Prompt
Extract the lines that carry the string "Isolation" from the listing.

Entries
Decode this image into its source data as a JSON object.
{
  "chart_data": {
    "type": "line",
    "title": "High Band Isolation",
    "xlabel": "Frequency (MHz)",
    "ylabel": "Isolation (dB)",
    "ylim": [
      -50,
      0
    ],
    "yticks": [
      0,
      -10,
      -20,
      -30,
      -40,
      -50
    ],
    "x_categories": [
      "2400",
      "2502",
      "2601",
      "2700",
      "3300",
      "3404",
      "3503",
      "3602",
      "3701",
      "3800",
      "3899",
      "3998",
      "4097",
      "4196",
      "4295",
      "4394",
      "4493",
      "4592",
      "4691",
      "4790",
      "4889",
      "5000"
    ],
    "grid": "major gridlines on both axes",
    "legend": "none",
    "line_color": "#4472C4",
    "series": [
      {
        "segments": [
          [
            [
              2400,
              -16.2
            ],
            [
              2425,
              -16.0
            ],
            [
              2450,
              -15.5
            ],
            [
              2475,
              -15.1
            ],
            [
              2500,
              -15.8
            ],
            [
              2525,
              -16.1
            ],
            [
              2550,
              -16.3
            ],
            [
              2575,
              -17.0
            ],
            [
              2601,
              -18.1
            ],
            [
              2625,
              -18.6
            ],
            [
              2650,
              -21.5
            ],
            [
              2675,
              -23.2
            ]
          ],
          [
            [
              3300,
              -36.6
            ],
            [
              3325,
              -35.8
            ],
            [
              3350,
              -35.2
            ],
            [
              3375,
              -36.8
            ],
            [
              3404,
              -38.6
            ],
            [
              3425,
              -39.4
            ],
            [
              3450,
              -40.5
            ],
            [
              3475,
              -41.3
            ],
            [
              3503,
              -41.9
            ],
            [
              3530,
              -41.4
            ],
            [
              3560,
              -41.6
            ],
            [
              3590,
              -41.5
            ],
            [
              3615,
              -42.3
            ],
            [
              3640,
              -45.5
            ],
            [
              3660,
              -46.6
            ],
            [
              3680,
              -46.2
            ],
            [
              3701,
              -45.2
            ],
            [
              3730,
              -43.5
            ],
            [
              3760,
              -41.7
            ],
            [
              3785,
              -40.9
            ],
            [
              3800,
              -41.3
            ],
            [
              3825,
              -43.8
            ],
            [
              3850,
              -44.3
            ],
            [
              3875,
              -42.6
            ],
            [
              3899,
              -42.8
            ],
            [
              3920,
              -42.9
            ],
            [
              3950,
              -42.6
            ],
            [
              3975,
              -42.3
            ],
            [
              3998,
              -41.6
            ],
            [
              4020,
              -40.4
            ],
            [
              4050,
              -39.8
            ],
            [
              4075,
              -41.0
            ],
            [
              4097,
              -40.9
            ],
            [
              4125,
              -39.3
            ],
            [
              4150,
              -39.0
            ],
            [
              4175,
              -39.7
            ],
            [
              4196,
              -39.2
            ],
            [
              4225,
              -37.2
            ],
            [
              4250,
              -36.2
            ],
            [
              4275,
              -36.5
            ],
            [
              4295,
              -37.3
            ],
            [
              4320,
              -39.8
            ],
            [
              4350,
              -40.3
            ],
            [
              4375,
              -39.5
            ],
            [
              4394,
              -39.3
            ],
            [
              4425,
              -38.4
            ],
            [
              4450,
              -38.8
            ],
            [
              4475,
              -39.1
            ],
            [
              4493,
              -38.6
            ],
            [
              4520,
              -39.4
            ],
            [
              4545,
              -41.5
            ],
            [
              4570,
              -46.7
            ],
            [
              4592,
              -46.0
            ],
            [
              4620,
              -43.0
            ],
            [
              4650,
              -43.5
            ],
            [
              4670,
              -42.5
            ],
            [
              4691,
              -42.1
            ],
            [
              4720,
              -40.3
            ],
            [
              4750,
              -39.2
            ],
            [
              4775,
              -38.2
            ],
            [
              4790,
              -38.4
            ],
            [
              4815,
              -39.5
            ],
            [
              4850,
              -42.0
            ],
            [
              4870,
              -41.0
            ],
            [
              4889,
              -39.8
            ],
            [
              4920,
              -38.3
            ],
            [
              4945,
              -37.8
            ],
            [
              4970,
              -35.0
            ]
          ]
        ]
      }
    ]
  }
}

The result
    "title": "High Band Isolation",
    "ylabel": "Isolation (dB)",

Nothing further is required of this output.